◆ Work required: Gather up every line that includes the string "Ådran".

◆ Stored records:
▼▼▼
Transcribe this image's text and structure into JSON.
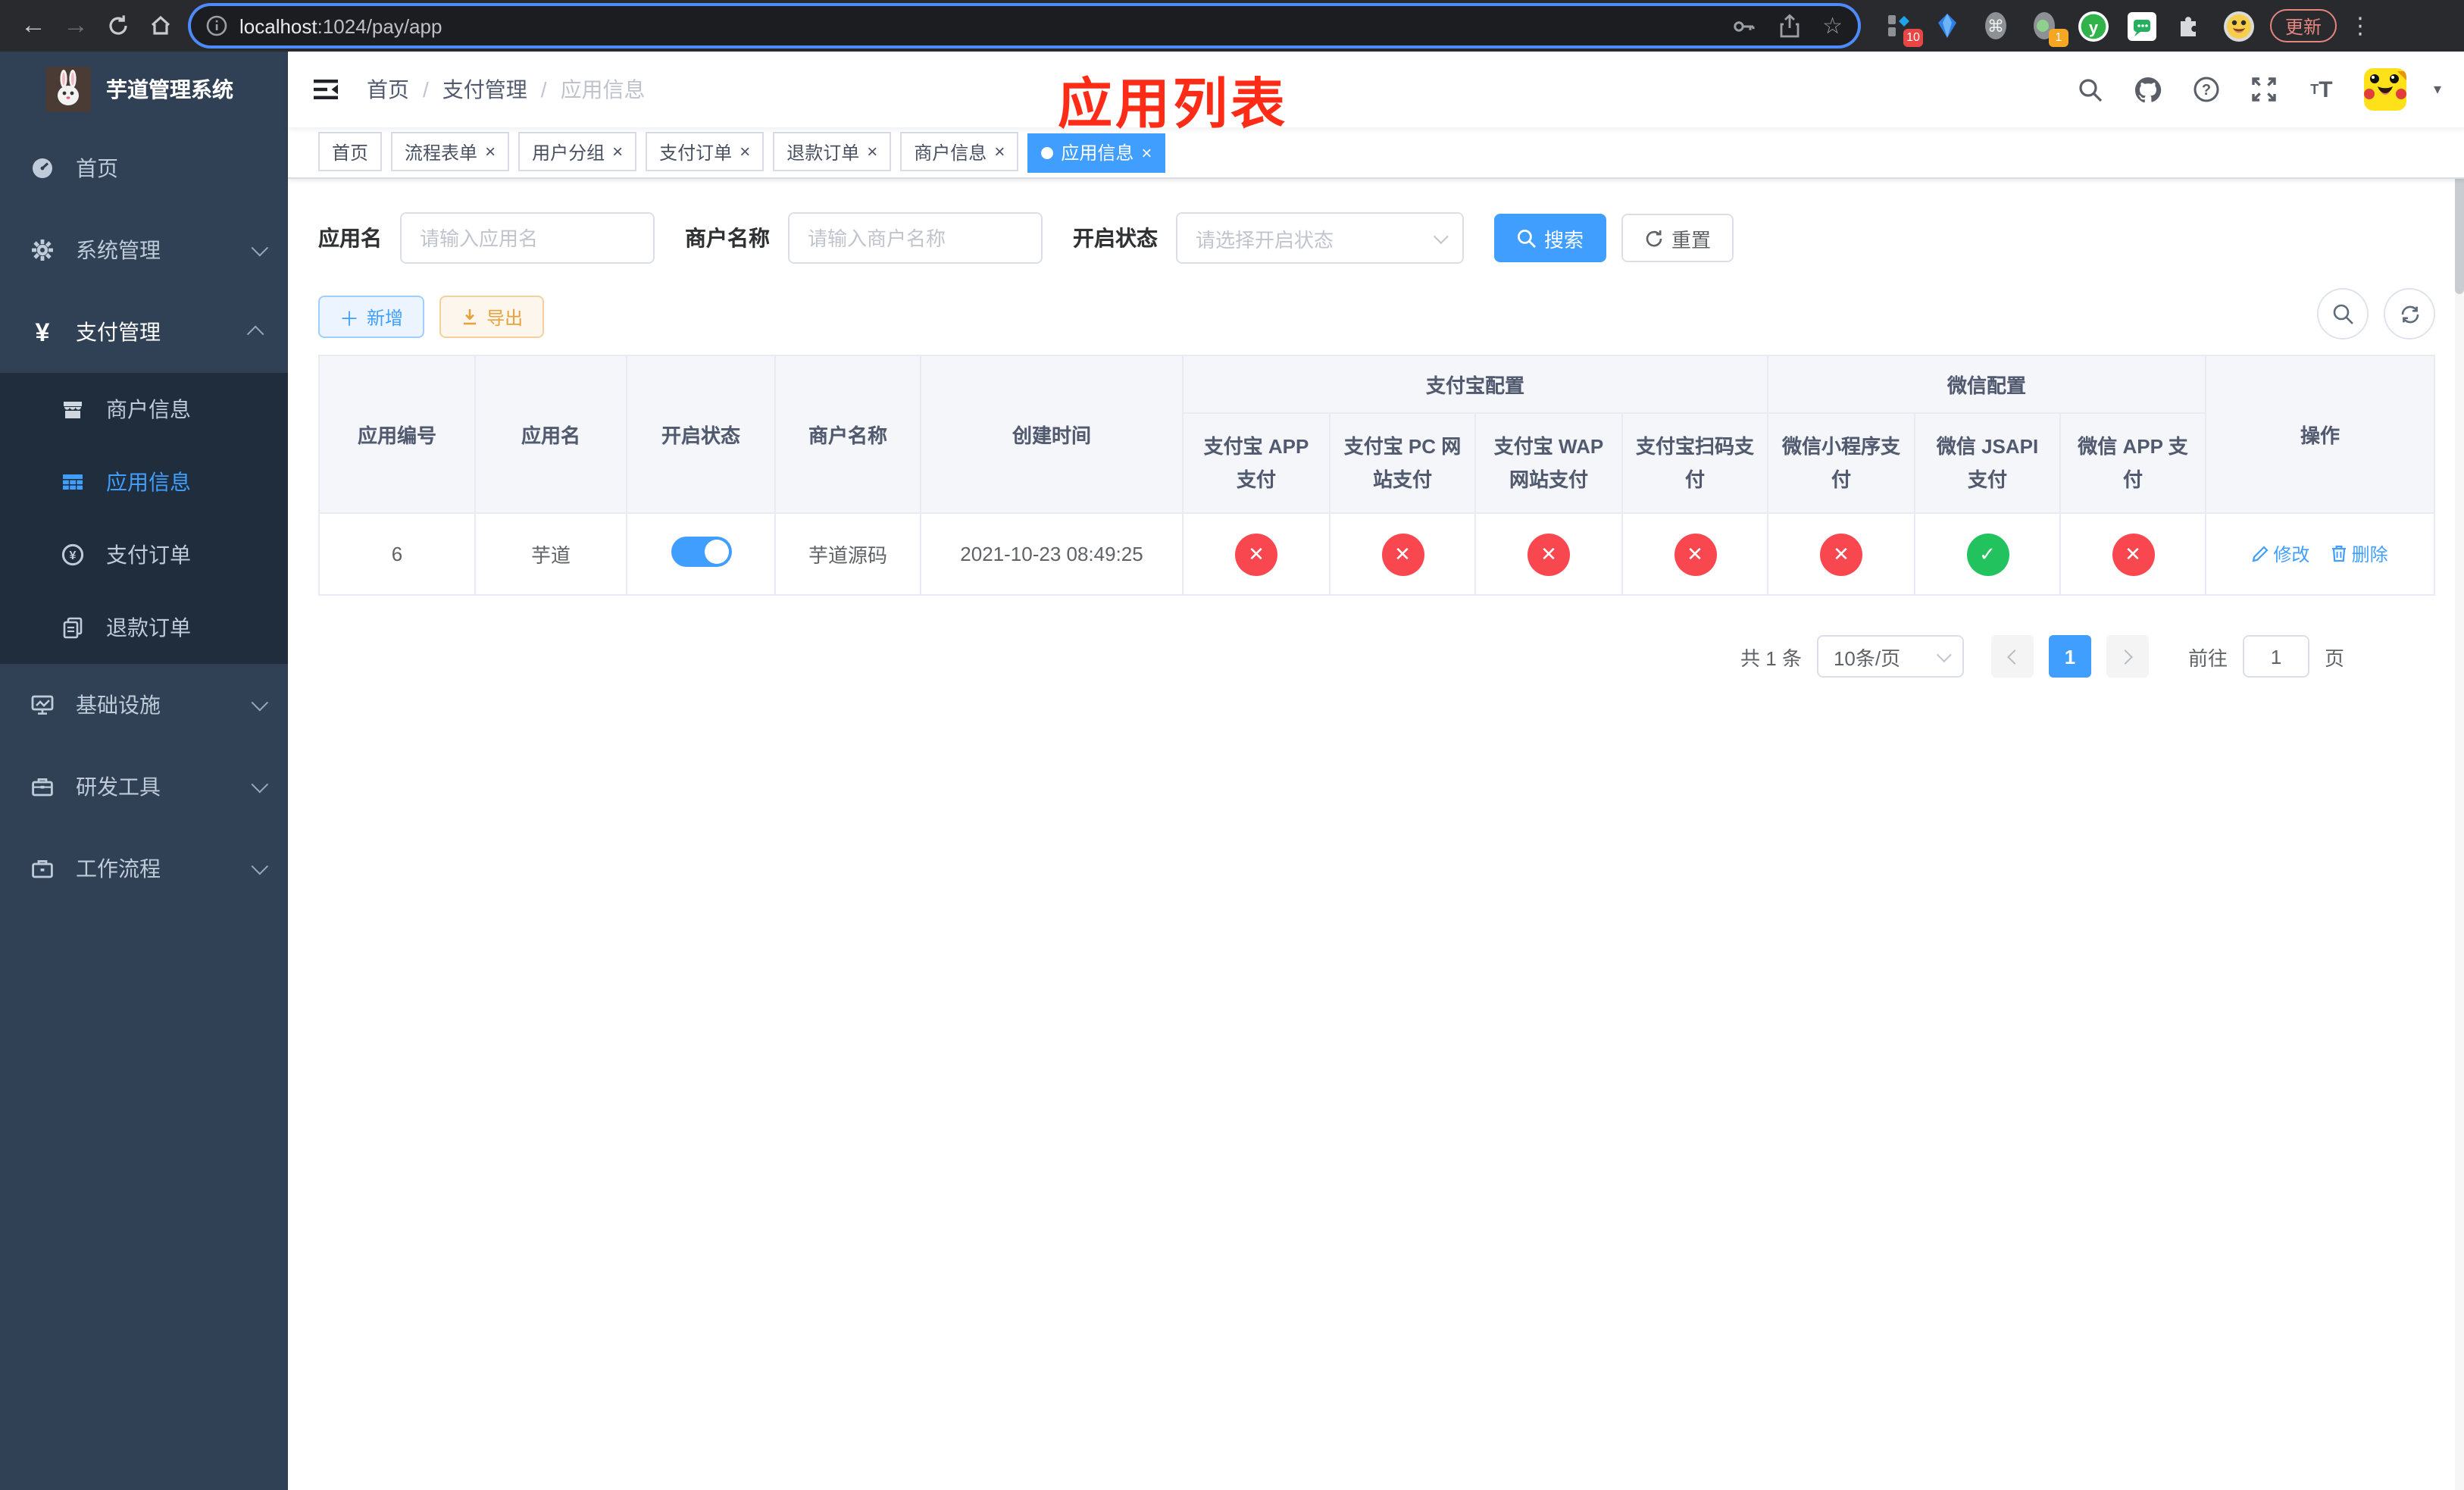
{
  "browser": {
    "url_host": "localhost",
    "url_rest": ":1024/pay/app",
    "update_label": "更新",
    "badge_ten": "10",
    "badge_one": "1"
  },
  "sidebar": {
    "title": "芋道管理系统",
    "home": "首页",
    "system": "系统管理",
    "payment": "支付管理",
    "merchant_info": "商户信息",
    "app_info": "应用信息",
    "pay_order": "支付订单",
    "refund_order": "退款订单",
    "infra": "基础设施",
    "dev_tools": "研发工具",
    "workflow": "工作流程"
  },
  "navbar": {
    "breadcrumb": [
      "首页",
      "支付管理",
      "应用信息"
    ],
    "separator": "/",
    "annotation": "应用列表"
  },
  "tabs": [
    {
      "label": "首页",
      "closable": false,
      "active": false
    },
    {
      "label": "流程表单",
      "closable": true,
      "active": false
    },
    {
      "label": "用户分组",
      "closable": true,
      "active": false
    },
    {
      "label": "支付订单",
      "closable": true,
      "active": false
    },
    {
      "label": "退款订单",
      "closable": true,
      "active": false
    },
    {
      "label": "商户信息",
      "closable": true,
      "active": false
    },
    {
      "label": "应用信息",
      "closable": true,
      "active": true
    }
  ],
  "filters": {
    "app_name_label": "应用名",
    "app_name_placeholder": "请输入应用名",
    "merchant_label": "商户名称",
    "merchant_placeholder": "请输入商户名称",
    "status_label": "开启状态",
    "status_placeholder": "请选择开启状态",
    "search_label": "搜索",
    "reset_label": "重置"
  },
  "toolbar": {
    "add_label": "新增",
    "export_label": "导出"
  },
  "table": {
    "col_id": "应用编号",
    "col_name": "应用名",
    "col_status": "开启状态",
    "col_merchant": "商户名称",
    "col_created": "创建时间",
    "group_alipay": "支付宝配置",
    "alipay_cols": [
      "支付宝 APP 支付",
      "支付宝 PC 网站支付",
      "支付宝 WAP 网站支付",
      "支付宝扫码支付"
    ],
    "group_wechat": "微信配置",
    "wechat_cols": [
      "微信小程序支付",
      "微信 JSAPI 支付",
      "微信 APP 支付"
    ],
    "col_action": "操作",
    "rows": [
      {
        "id": "6",
        "name": "芋道",
        "enabled": true,
        "merchant": "芋道源码",
        "created": "2021-10-23 08:49:25",
        "statuses": [
          "no",
          "no",
          "no",
          "no",
          "no",
          "yes",
          "no"
        ],
        "edit_label": "修改",
        "delete_label": "删除"
      }
    ]
  },
  "pagination": {
    "total": "共 1 条",
    "page_size": "10条/页",
    "current_page": "1",
    "goto_label": "前往",
    "goto_value": "1",
    "goto_suffix": "页"
  },
  "colors": {
    "primary": "#409eff",
    "success": "#22c35e",
    "danger": "#f8474f",
    "warning": "#e6a23c",
    "annotation_red": "#fe2c17",
    "sidebar_bg": "#304156",
    "submenu_bg": "#1f2d3d"
  }
}
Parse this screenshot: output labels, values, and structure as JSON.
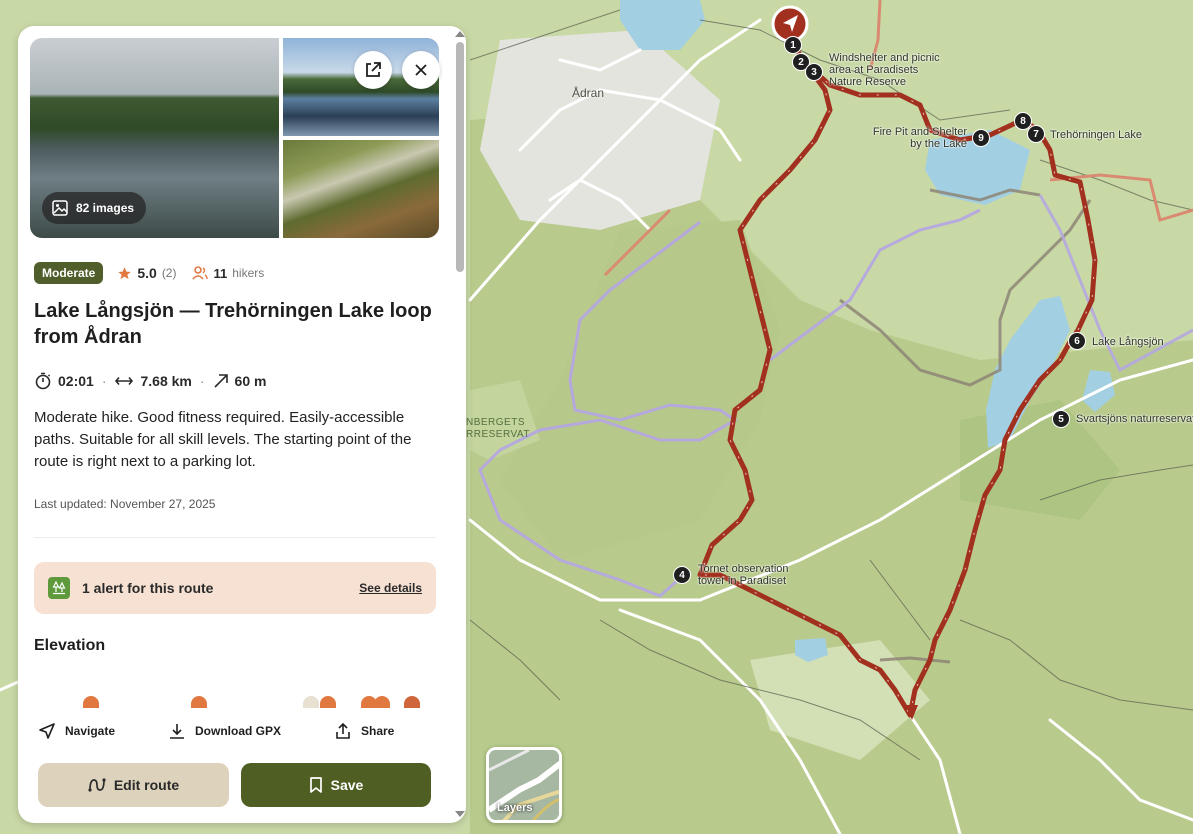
{
  "map": {
    "place_labels": [
      "Ådran"
    ],
    "reserve_label": [
      "NBERGETS",
      "RRESERVAT"
    ],
    "waypoints": [
      {
        "n": "1",
        "label": ""
      },
      {
        "n": "2",
        "label": ""
      },
      {
        "n": "3",
        "label": "Windshelter and picnic\narea at Paradisets\nNature Reserve"
      },
      {
        "n": "4",
        "label": "Tornet observation\ntower in Paradiset"
      },
      {
        "n": "5",
        "label": "Svartsjöns naturreservat"
      },
      {
        "n": "6",
        "label": "Lake Långsjön"
      },
      {
        "n": "7",
        "label": "Trehörningen Lake"
      },
      {
        "n": "8",
        "label": ""
      },
      {
        "n": "9",
        "label": "Fire Pit and Shelter\nby the Lake"
      }
    ],
    "colors": {
      "route": "#a2301f",
      "trail_alt": "#b5a7e0",
      "water": "#a3cfe2",
      "forest": "#b9cc8f"
    }
  },
  "layers_button": {
    "label": "Layers"
  },
  "panel": {
    "images_count_label": "82 images",
    "difficulty": "Moderate",
    "rating": "5.0",
    "rating_count": "(2)",
    "hikers_count": "11",
    "hikers_label": "hikers",
    "title": "Lake Långsjön — Trehörningen Lake loop from Ådran",
    "duration": "02:01",
    "distance": "7.68 km",
    "elevation_gain": "60 m",
    "description": "Moderate hike. Good fitness required. Easily-accessible paths. Suitable for all skill levels. The starting point of the route is right next to a parking lot.",
    "last_updated": "Last updated: November 27, 2025",
    "alert_text": "1 alert for this route",
    "alert_link": "See details",
    "elevation_title": "Elevation",
    "actions": {
      "navigate": "Navigate",
      "download": "Download GPX",
      "share": "Share"
    },
    "edit_button": "Edit route",
    "save_button": "Save",
    "colors": {
      "difficulty_pill": "#4f5e2a",
      "save": "#4f5e22",
      "edit": "#ddd3bd",
      "alert_bg": "#f6e1d3",
      "accent": "#e07840"
    }
  }
}
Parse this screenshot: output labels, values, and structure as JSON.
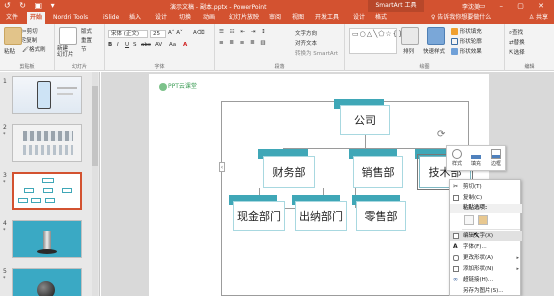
{
  "titlebar": {
    "quick_access": "↺ ↻ ▣ ▾",
    "doc_title": "演示文稿 - 副本.pptx - PowerPoint",
    "context_tab_group": "SmartArt 工具",
    "user": "李沈美",
    "window_controls": "▭ – ▢ ✕"
  },
  "tabs": [
    {
      "label": "文件",
      "active": false
    },
    {
      "label": "开始",
      "active": true
    },
    {
      "label": "Nordri Tools",
      "active": false
    },
    {
      "label": "iSlide",
      "active": false
    },
    {
      "label": "插入",
      "active": false
    },
    {
      "label": "设计",
      "active": false
    },
    {
      "label": "切换",
      "active": false
    },
    {
      "label": "动画",
      "active": false
    },
    {
      "label": "幻灯片放映",
      "active": false
    },
    {
      "label": "审阅",
      "active": false
    },
    {
      "label": "视图",
      "active": false
    },
    {
      "label": "开发工具",
      "active": false
    },
    {
      "label": "设计",
      "active": false
    },
    {
      "label": "格式",
      "active": false
    }
  ],
  "tell_me": "♀ 告诉我你想要做什么",
  "share": "♙ 共享",
  "ribbon": {
    "clipboard": {
      "label": "剪贴板",
      "paste": "粘贴",
      "cut": "剪切",
      "copy": "复制",
      "format_painter": "格式刷"
    },
    "slides": {
      "label": "幻灯片",
      "new_slide": "新建\n幻灯片",
      "layout": "版式",
      "reset": "重置",
      "section": "节"
    },
    "font": {
      "label": "字体",
      "font_name": "宋体 (正文)",
      "font_size": "25",
      "buttons": [
        "B",
        "I",
        "U",
        "S",
        "abc",
        "AV",
        "Aa",
        "A"
      ]
    },
    "paragraph": {
      "label": "段落",
      "text_direction": "文字方向",
      "align_text": "对齐文本",
      "convert_smartart": "转换为 SmartArt"
    },
    "drawing": {
      "label": "绘图",
      "arrange": "排列",
      "quick_styles": "快速样式",
      "shape_fill": "形状填充",
      "shape_outline": "形状轮廓",
      "shape_effects": "形状效果"
    },
    "editing": {
      "label": "编辑",
      "find": "查找",
      "replace": "替换",
      "select": "选择"
    }
  },
  "slides": [
    {
      "number": "1",
      "star": ""
    },
    {
      "number": "2",
      "star": "*"
    },
    {
      "number": "3",
      "star": "*"
    },
    {
      "number": "4",
      "star": "*"
    },
    {
      "number": "5",
      "star": "*"
    }
  ],
  "slide": {
    "logo_text": "PPT云课堂",
    "nodes": {
      "root": "公司",
      "finance": "财务部",
      "sales": "销售部",
      "tech": "技术部",
      "cash": "现金部门",
      "cashier": "出纳部门",
      "retail": "零售部"
    }
  },
  "mini_toolbar": {
    "style": "样式",
    "fill": "填充",
    "outline": "边框"
  },
  "context_menu": [
    {
      "label": "剪切(T)",
      "type": "item"
    },
    {
      "label": "复制(C)",
      "type": "item"
    },
    {
      "label": "粘贴选项:",
      "type": "header"
    },
    {
      "label": "",
      "type": "paste"
    },
    {
      "label": "编辑文字(X)",
      "type": "item",
      "highlighted": true
    },
    {
      "label": "字体(F)...",
      "type": "item"
    },
    {
      "label": "更改形状(A)",
      "type": "item",
      "submenu": true
    },
    {
      "label": "添加形状(N)",
      "type": "item",
      "submenu": true
    },
    {
      "label": "超链接(H)...",
      "type": "item"
    },
    {
      "label": "另存为图片(S)...",
      "type": "item"
    }
  ],
  "colors": {
    "accent": "#d35230",
    "node_tab": "#3fa7b7",
    "node_border": "#a8d8e0"
  }
}
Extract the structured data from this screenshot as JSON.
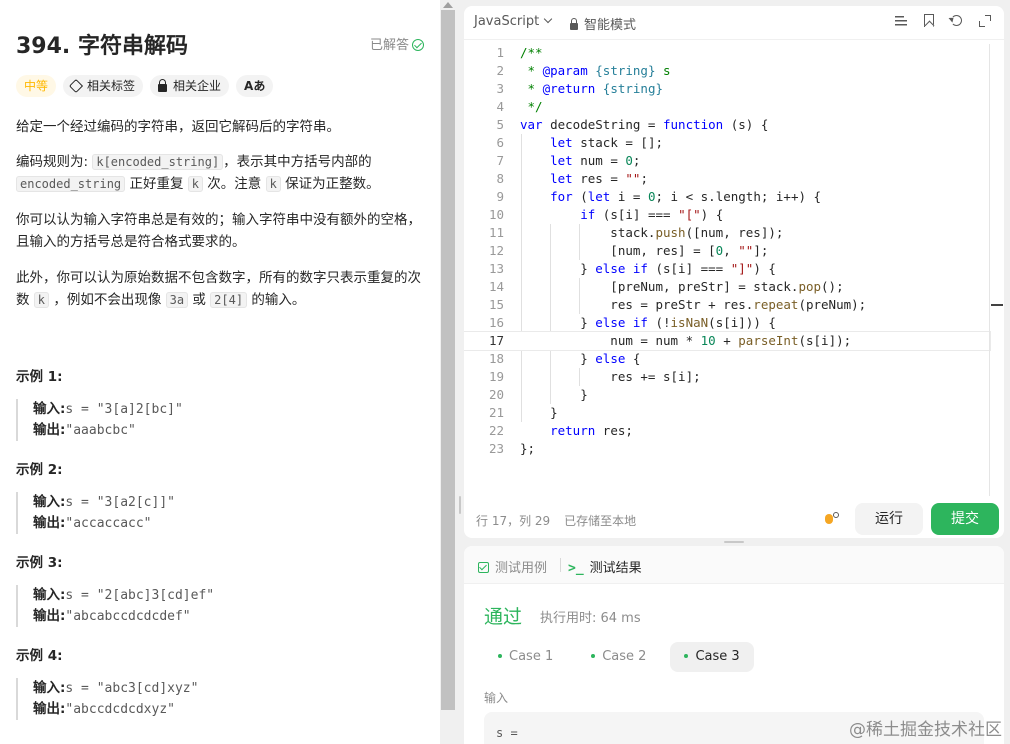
{
  "problem": {
    "title": "394. 字符串解码",
    "solved_label": "已解答",
    "tags": {
      "difficulty": "中等",
      "related_tags": "相关标签",
      "related_companies": "相关企业",
      "font_label": "Aあ"
    },
    "p1": "给定一个经过编码的字符串，返回它解码后的字符串。",
    "p2": {
      "a": "编码规则为: ",
      "code1": "k[encoded_string]",
      "b": "，表示其中方括号内部的",
      "code2": "encoded_string",
      "c": " 正好重复 ",
      "code3": "k",
      "d": " 次。注意 ",
      "code4": "k",
      "e": " 保证为正整数。"
    },
    "p3": "你可以认为输入字符串总是有效的；输入字符串中没有额外的空格，且输入的方括号总是符合格式要求的。",
    "p4": {
      "a": "此外，你可以认为原始数据不包含数字，所有的数字只表示重复的次数 ",
      "code1": "k",
      "b": " ，例如不会出现像 ",
      "code2": "3a",
      "c": " 或 ",
      "code3": "2[4]",
      "d": " 的输入。"
    },
    "examples": [
      {
        "title": "示例 1:",
        "input_label": "输入:",
        "input": "s = \"3[a]2[bc]\"",
        "output_label": "输出:",
        "output": "\"aaabcbc\""
      },
      {
        "title": "示例 2:",
        "input_label": "输入:",
        "input": "s = \"3[a2[c]]\"",
        "output_label": "输出:",
        "output": "\"accaccacc\""
      },
      {
        "title": "示例 3:",
        "input_label": "输入:",
        "input": "s = \"2[abc]3[cd]ef\"",
        "output_label": "输出:",
        "output": "\"abcabccdcdcdef\""
      },
      {
        "title": "示例 4:",
        "input_label": "输入:",
        "input": "s = \"abc3[cd]xyz\"",
        "output_label": "输出:",
        "output": "\"abccdcdcdxyz\""
      }
    ]
  },
  "editor": {
    "language": "JavaScript",
    "mode": "智能模式",
    "active_line": 17,
    "line_numbers": [
      "1",
      "2",
      "3",
      "4",
      "5",
      "6",
      "7",
      "8",
      "9",
      "10",
      "11",
      "12",
      "13",
      "14",
      "15",
      "16",
      "17",
      "18",
      "19",
      "20",
      "21",
      "22",
      "23"
    ],
    "status_position": "行 17，列 29",
    "status_saved": "已存储至本地",
    "run_label": "运行",
    "submit_label": "提交"
  },
  "results": {
    "tab_testcase": "测试用例",
    "tab_result": "测试结果",
    "term_glyph": ">_",
    "status": "通过",
    "runtime": "执行用时: 64 ms",
    "cases": [
      "Case 1",
      "Case 2",
      "Case 3"
    ],
    "active_case": 2,
    "input_label": "输入",
    "input_value": "s ="
  },
  "watermark": "@稀土掘金技术社区",
  "colors": {
    "accent_green": "#2db55d",
    "difficulty_yellow": "#ffb800"
  }
}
▲▲▲
◆ Result of this exercise:
      "Ådran"
    "title": "Lake Långsjön — Trehörningen Lake loop from Ådran",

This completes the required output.